• What needs to be done: Every line below is to be copied exactly, with the pictures left out.

• Entries:
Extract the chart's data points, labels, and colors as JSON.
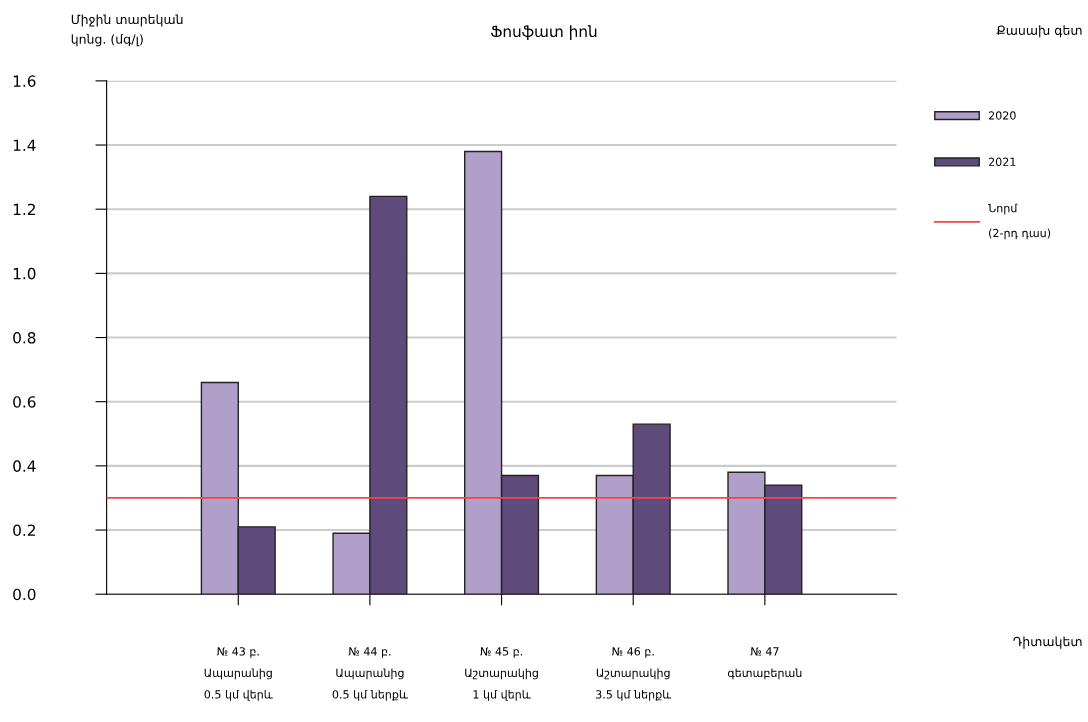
{
  "chart_data": {
    "type": "bar",
    "title": "Ֆոսֆատ իոն",
    "subtitle": "Քասախ գետ",
    "ylabel": "Միջին տարեկան\nկոնց. (մգ/լ)",
    "annotations": [
      "Դիտակետ"
    ],
    "categories": [
      "№ 43 բ.\n\nԱպարանից\n\n0.5 կմ վերև",
      "№ 44 բ.\n\nԱպարանից\n\n0.5 կմ ներքև",
      "№ 45 բ.\n\nԱշտարակից\n\n1 կմ վերև",
      "№ 46 բ.\n\nԱշտարակից\n\n3.5 կմ ներքև",
      "№ 47\n\nգետաբերան\n\n"
    ],
    "series": [
      {
        "name": "2020",
        "color": "#b09fc8",
        "values": [
          0.66,
          0.19,
          1.38,
          0.37,
          0.38
        ]
      },
      {
        "name": "2021",
        "color": "#5f4a7c",
        "values": [
          0.21,
          1.24,
          0.37,
          0.53,
          0.34
        ]
      }
    ],
    "ylim": [
      0,
      1.6
    ],
    "yticks": [
      {
        "value": 0,
        "label": "0.0"
      },
      0.2,
      0.4,
      0.6,
      0.8,
      {
        "value": 1.0,
        "label": "1.0"
      },
      1.2,
      1.4,
      1.6
    ],
    "ref_lines": [
      {
        "axis": "y",
        "value": 0.3,
        "label": "Նորմ\n\n(2-րդ դաս)",
        "color": "#ff4040"
      }
    ],
    "grid": "y",
    "legend": "right"
  }
}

• Solution for this task:
Extract the chart's data points, labels, and colors as JSON.
{
  "chart_data": {
    "type": "bar",
    "title": "Ֆոսֆատ իոն",
    "subtitle": "Քասախ գետ",
    "ylabel": "Միջին տարեկան\nկոնց. (մգ/լ)",
    "annotations": [
      "Դիտակետ"
    ],
    "categories": [
      "№ 43 բ.\n\nԱպարանից\n\n0.5 կմ վերև",
      "№ 44 բ.\n\nԱպարանից\n\n0.5 կմ ներքև",
      "№ 45 բ.\n\nԱշտարակից\n\n1 կմ վերև",
      "№ 46 բ.\n\nԱշտարակից\n\n3.5 կմ ներքև",
      "№ 47\n\nգետաբերան\n\n"
    ],
    "series": [
      {
        "name": "2020",
        "color": "#b09fc8",
        "values": [
          0.66,
          0.19,
          1.38,
          0.37,
          0.38
        ]
      },
      {
        "name": "2021",
        "color": "#5f4a7c",
        "values": [
          0.21,
          1.24,
          0.37,
          0.53,
          0.34
        ]
      }
    ],
    "ylim": [
      0,
      1.6
    ],
    "yticks": [
      {
        "value": 0,
        "label": "0.0"
      },
      0.2,
      0.4,
      0.6,
      0.8,
      {
        "value": 1.0,
        "label": "1.0"
      },
      1.2,
      1.4,
      1.6
    ],
    "ref_lines": [
      {
        "axis": "y",
        "value": 0.3,
        "label": "Նորմ\n\n(2-րդ դաս)",
        "color": "#ff4040"
      }
    ],
    "grid": "y",
    "legend": "right"
  }
}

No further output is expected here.